Extract, from the records beneath this instruction, each line that contains the word "JSON".

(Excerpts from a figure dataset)
□ □ □ □ □ □ □
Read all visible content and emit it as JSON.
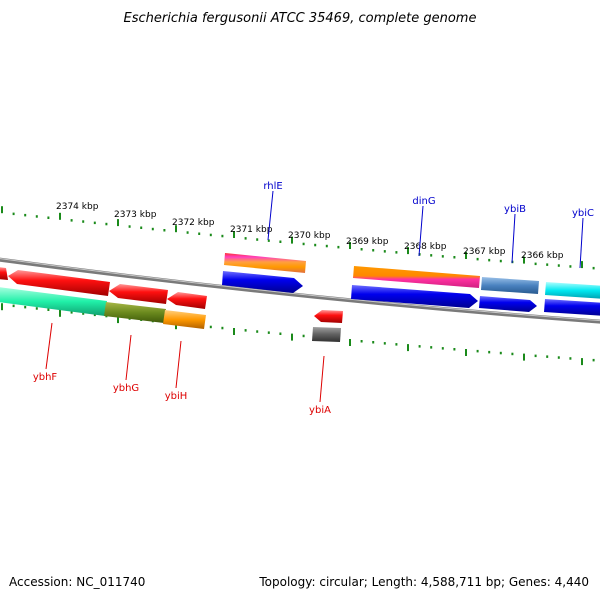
{
  "title": "Escherichia fergusonii ATCC 35469, complete genome",
  "footer": {
    "accession": "Accession: NC_011740",
    "topology": "Topology: circular; Length: 4,588,711 bp; Genes: 4,440"
  },
  "colors": {
    "backbone": "#8a8a8a",
    "ticks": "#1a8a1a",
    "label_forward": "#0000cc",
    "label_reverse": "#dd0000"
  },
  "scale_labels": [
    "2374 kbp",
    "2373 kbp",
    "2372 kbp",
    "2371 kbp",
    "2370 kbp",
    "2369 kbp",
    "2368 kbp",
    "2367 kbp",
    "2366 kbp"
  ],
  "gene_labels": {
    "rhlE": "rhlE",
    "dinG": "dinG",
    "ybiB": "ybiB",
    "ybiC": "ybiC",
    "ybhF": "ybhF",
    "ybhG": "ybhG",
    "ybiH": "ybiH",
    "ybiA": "ybiA"
  }
}
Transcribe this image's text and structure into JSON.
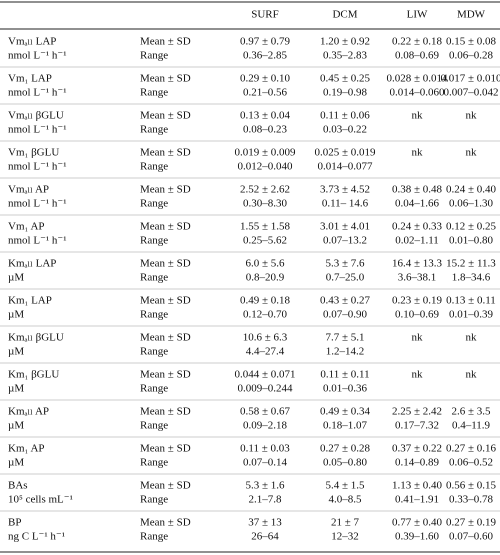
□ □ □ □ □ □ □
[Completed exercise]
Read all visible content and emit it as JSON.
Transcribe this image's text and structure into JSON.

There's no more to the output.